** WHAT IS NEEDED **
Every record must be transcribed in its entirety, apart from the images, which are to be omitted.

((

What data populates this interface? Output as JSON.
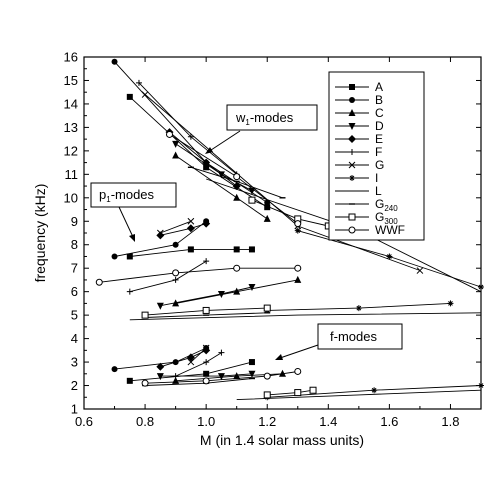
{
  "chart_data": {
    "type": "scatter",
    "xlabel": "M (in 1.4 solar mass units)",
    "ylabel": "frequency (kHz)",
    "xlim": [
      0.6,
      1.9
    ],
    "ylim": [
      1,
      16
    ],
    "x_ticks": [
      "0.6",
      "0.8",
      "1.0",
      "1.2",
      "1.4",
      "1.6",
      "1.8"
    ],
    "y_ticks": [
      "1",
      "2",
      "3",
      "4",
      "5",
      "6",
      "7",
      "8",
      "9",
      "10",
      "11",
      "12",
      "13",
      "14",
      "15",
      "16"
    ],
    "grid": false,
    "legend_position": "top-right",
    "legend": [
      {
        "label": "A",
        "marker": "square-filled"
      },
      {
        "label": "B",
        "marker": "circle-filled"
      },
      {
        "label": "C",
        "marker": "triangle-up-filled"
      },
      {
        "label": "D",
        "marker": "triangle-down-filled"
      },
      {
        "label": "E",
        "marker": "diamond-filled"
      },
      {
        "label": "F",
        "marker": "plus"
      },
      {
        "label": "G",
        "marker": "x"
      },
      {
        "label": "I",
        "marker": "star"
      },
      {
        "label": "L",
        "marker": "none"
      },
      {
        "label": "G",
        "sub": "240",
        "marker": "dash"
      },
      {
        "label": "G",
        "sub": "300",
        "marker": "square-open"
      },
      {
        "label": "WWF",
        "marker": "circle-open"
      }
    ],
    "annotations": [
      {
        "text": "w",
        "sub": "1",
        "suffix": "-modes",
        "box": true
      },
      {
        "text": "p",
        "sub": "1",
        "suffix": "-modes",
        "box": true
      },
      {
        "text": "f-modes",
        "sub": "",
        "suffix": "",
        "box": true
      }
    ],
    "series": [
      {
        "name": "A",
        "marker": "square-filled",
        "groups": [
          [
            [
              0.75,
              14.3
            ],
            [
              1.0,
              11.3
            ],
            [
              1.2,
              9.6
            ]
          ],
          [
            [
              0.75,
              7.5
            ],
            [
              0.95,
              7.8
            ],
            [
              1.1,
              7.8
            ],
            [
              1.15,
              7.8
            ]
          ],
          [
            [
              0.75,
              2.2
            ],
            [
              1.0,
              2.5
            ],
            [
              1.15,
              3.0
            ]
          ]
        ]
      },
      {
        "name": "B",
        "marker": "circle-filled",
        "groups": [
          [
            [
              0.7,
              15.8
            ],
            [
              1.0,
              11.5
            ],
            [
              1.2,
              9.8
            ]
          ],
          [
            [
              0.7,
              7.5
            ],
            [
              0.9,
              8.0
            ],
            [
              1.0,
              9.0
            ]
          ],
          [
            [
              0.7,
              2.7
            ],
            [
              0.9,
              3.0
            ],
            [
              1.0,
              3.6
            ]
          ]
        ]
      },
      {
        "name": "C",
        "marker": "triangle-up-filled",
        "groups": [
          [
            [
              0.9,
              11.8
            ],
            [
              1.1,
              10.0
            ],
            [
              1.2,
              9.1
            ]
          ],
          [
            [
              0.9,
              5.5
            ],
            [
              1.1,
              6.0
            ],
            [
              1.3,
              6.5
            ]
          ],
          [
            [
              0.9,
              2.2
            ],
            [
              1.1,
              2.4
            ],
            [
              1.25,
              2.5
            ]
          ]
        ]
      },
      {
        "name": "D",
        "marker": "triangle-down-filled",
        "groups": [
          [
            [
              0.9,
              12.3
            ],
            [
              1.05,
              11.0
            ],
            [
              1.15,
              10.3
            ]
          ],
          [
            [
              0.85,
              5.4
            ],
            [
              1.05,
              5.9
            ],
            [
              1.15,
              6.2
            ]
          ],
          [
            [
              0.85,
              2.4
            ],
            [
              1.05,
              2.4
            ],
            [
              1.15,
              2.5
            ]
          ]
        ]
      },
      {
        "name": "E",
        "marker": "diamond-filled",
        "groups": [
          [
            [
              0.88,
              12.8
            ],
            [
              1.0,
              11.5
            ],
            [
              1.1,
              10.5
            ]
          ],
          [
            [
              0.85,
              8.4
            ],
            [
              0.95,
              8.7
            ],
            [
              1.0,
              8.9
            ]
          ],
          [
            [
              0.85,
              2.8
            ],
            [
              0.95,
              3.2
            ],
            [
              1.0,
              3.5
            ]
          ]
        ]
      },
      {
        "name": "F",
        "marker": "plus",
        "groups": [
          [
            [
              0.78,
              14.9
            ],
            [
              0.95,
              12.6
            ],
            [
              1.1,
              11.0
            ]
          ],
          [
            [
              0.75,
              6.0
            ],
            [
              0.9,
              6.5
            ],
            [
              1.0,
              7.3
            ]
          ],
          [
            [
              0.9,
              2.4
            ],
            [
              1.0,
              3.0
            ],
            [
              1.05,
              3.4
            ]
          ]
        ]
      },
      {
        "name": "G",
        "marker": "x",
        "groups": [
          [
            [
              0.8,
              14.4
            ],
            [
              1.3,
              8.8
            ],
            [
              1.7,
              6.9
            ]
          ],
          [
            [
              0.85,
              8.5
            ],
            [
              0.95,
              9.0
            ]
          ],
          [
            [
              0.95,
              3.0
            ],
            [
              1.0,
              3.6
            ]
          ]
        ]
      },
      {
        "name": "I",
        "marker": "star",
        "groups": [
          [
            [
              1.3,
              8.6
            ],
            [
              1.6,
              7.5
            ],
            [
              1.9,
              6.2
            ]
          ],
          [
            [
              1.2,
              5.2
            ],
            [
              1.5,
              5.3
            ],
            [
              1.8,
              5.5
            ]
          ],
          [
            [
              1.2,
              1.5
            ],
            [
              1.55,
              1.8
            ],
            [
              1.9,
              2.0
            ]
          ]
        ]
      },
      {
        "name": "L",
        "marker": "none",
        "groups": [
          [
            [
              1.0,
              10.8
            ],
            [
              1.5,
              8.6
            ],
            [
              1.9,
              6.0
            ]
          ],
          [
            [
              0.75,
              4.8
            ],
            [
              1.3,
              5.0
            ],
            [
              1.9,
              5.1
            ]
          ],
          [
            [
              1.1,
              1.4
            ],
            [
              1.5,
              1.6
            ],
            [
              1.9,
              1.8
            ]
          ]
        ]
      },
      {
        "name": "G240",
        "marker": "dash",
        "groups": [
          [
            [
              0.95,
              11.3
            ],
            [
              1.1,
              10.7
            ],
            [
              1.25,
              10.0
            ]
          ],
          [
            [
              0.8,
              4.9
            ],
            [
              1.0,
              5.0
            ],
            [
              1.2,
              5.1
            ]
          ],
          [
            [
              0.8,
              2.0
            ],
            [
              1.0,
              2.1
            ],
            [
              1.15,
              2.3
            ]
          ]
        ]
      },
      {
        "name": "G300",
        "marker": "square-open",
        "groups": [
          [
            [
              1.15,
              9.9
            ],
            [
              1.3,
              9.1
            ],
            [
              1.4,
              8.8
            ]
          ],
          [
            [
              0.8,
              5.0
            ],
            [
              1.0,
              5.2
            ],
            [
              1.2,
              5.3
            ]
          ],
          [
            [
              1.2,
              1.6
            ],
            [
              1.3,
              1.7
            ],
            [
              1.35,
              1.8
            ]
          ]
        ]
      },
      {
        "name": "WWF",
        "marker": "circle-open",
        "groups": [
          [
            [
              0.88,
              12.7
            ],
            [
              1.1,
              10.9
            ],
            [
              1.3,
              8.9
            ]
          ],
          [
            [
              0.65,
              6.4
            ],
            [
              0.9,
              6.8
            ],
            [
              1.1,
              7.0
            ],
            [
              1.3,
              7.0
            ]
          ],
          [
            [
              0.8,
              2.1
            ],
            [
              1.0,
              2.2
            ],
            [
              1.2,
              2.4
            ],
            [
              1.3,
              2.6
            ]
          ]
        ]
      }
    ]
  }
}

))

** ANSWER TO THE EXERCISE **
What data populates this interface? Output as JSON.
{
  "chart_data": {
    "type": "scatter",
    "xlabel": "M (in 1.4 solar mass units)",
    "ylabel": "frequency (kHz)",
    "xlim": [
      0.6,
      1.9
    ],
    "ylim": [
      1,
      16
    ],
    "x_ticks": [
      "0.6",
      "0.8",
      "1.0",
      "1.2",
      "1.4",
      "1.6",
      "1.8"
    ],
    "y_ticks": [
      "1",
      "2",
      "3",
      "4",
      "5",
      "6",
      "7",
      "8",
      "9",
      "10",
      "11",
      "12",
      "13",
      "14",
      "15",
      "16"
    ],
    "grid": false,
    "legend_position": "top-right",
    "legend": [
      {
        "label": "A",
        "marker": "square-filled"
      },
      {
        "label": "B",
        "marker": "circle-filled"
      },
      {
        "label": "C",
        "marker": "triangle-up-filled"
      },
      {
        "label": "D",
        "marker": "triangle-down-filled"
      },
      {
        "label": "E",
        "marker": "diamond-filled"
      },
      {
        "label": "F",
        "marker": "plus"
      },
      {
        "label": "G",
        "marker": "x"
      },
      {
        "label": "I",
        "marker": "star"
      },
      {
        "label": "L",
        "marker": "none"
      },
      {
        "label": "G",
        "sub": "240",
        "marker": "dash"
      },
      {
        "label": "G",
        "sub": "300",
        "marker": "square-open"
      },
      {
        "label": "WWF",
        "marker": "circle-open"
      }
    ],
    "annotations": [
      {
        "text": "w",
        "sub": "1",
        "suffix": "-modes",
        "box": true
      },
      {
        "text": "p",
        "sub": "1",
        "suffix": "-modes",
        "box": true
      },
      {
        "text": "f-modes",
        "sub": "",
        "suffix": "",
        "box": true
      }
    ],
    "series": [
      {
        "name": "A",
        "marker": "square-filled",
        "groups": [
          [
            [
              0.75,
              14.3
            ],
            [
              1.0,
              11.3
            ],
            [
              1.2,
              9.6
            ]
          ],
          [
            [
              0.75,
              7.5
            ],
            [
              0.95,
              7.8
            ],
            [
              1.1,
              7.8
            ],
            [
              1.15,
              7.8
            ]
          ],
          [
            [
              0.75,
              2.2
            ],
            [
              1.0,
              2.5
            ],
            [
              1.15,
              3.0
            ]
          ]
        ]
      },
      {
        "name": "B",
        "marker": "circle-filled",
        "groups": [
          [
            [
              0.7,
              15.8
            ],
            [
              1.0,
              11.5
            ],
            [
              1.2,
              9.8
            ]
          ],
          [
            [
              0.7,
              7.5
            ],
            [
              0.9,
              8.0
            ],
            [
              1.0,
              9.0
            ]
          ],
          [
            [
              0.7,
              2.7
            ],
            [
              0.9,
              3.0
            ],
            [
              1.0,
              3.6
            ]
          ]
        ]
      },
      {
        "name": "C",
        "marker": "triangle-up-filled",
        "groups": [
          [
            [
              0.9,
              11.8
            ],
            [
              1.1,
              10.0
            ],
            [
              1.2,
              9.1
            ]
          ],
          [
            [
              0.9,
              5.5
            ],
            [
              1.1,
              6.0
            ],
            [
              1.3,
              6.5
            ]
          ],
          [
            [
              0.9,
              2.2
            ],
            [
              1.1,
              2.4
            ],
            [
              1.25,
              2.5
            ]
          ]
        ]
      },
      {
        "name": "D",
        "marker": "triangle-down-filled",
        "groups": [
          [
            [
              0.9,
              12.3
            ],
            [
              1.05,
              11.0
            ],
            [
              1.15,
              10.3
            ]
          ],
          [
            [
              0.85,
              5.4
            ],
            [
              1.05,
              5.9
            ],
            [
              1.15,
              6.2
            ]
          ],
          [
            [
              0.85,
              2.4
            ],
            [
              1.05,
              2.4
            ],
            [
              1.15,
              2.5
            ]
          ]
        ]
      },
      {
        "name": "E",
        "marker": "diamond-filled",
        "groups": [
          [
            [
              0.88,
              12.8
            ],
            [
              1.0,
              11.5
            ],
            [
              1.1,
              10.5
            ]
          ],
          [
            [
              0.85,
              8.4
            ],
            [
              0.95,
              8.7
            ],
            [
              1.0,
              8.9
            ]
          ],
          [
            [
              0.85,
              2.8
            ],
            [
              0.95,
              3.2
            ],
            [
              1.0,
              3.5
            ]
          ]
        ]
      },
      {
        "name": "F",
        "marker": "plus",
        "groups": [
          [
            [
              0.78,
              14.9
            ],
            [
              0.95,
              12.6
            ],
            [
              1.1,
              11.0
            ]
          ],
          [
            [
              0.75,
              6.0
            ],
            [
              0.9,
              6.5
            ],
            [
              1.0,
              7.3
            ]
          ],
          [
            [
              0.9,
              2.4
            ],
            [
              1.0,
              3.0
            ],
            [
              1.05,
              3.4
            ]
          ]
        ]
      },
      {
        "name": "G",
        "marker": "x",
        "groups": [
          [
            [
              0.8,
              14.4
            ],
            [
              1.3,
              8.8
            ],
            [
              1.7,
              6.9
            ]
          ],
          [
            [
              0.85,
              8.5
            ],
            [
              0.95,
              9.0
            ]
          ],
          [
            [
              0.95,
              3.0
            ],
            [
              1.0,
              3.6
            ]
          ]
        ]
      },
      {
        "name": "I",
        "marker": "star",
        "groups": [
          [
            [
              1.3,
              8.6
            ],
            [
              1.6,
              7.5
            ],
            [
              1.9,
              6.2
            ]
          ],
          [
            [
              1.2,
              5.2
            ],
            [
              1.5,
              5.3
            ],
            [
              1.8,
              5.5
            ]
          ],
          [
            [
              1.2,
              1.5
            ],
            [
              1.55,
              1.8
            ],
            [
              1.9,
              2.0
            ]
          ]
        ]
      },
      {
        "name": "L",
        "marker": "none",
        "groups": [
          [
            [
              1.0,
              10.8
            ],
            [
              1.5,
              8.6
            ],
            [
              1.9,
              6.0
            ]
          ],
          [
            [
              0.75,
              4.8
            ],
            [
              1.3,
              5.0
            ],
            [
              1.9,
              5.1
            ]
          ],
          [
            [
              1.1,
              1.4
            ],
            [
              1.5,
              1.6
            ],
            [
              1.9,
              1.8
            ]
          ]
        ]
      },
      {
        "name": "G240",
        "marker": "dash",
        "groups": [
          [
            [
              0.95,
              11.3
            ],
            [
              1.1,
              10.7
            ],
            [
              1.25,
              10.0
            ]
          ],
          [
            [
              0.8,
              4.9
            ],
            [
              1.0,
              5.0
            ],
            [
              1.2,
              5.1
            ]
          ],
          [
            [
              0.8,
              2.0
            ],
            [
              1.0,
              2.1
            ],
            [
              1.15,
              2.3
            ]
          ]
        ]
      },
      {
        "name": "G300",
        "marker": "square-open",
        "groups": [
          [
            [
              1.15,
              9.9
            ],
            [
              1.3,
              9.1
            ],
            [
              1.4,
              8.8
            ]
          ],
          [
            [
              0.8,
              5.0
            ],
            [
              1.0,
              5.2
            ],
            [
              1.2,
              5.3
            ]
          ],
          [
            [
              1.2,
              1.6
            ],
            [
              1.3,
              1.7
            ],
            [
              1.35,
              1.8
            ]
          ]
        ]
      },
      {
        "name": "WWF",
        "marker": "circle-open",
        "groups": [
          [
            [
              0.88,
              12.7
            ],
            [
              1.1,
              10.9
            ],
            [
              1.3,
              8.9
            ]
          ],
          [
            [
              0.65,
              6.4
            ],
            [
              0.9,
              6.8
            ],
            [
              1.1,
              7.0
            ],
            [
              1.3,
              7.0
            ]
          ],
          [
            [
              0.8,
              2.1
            ],
            [
              1.0,
              2.2
            ],
            [
              1.2,
              2.4
            ],
            [
              1.3,
              2.6
            ]
          ]
        ]
      }
    ]
  }
}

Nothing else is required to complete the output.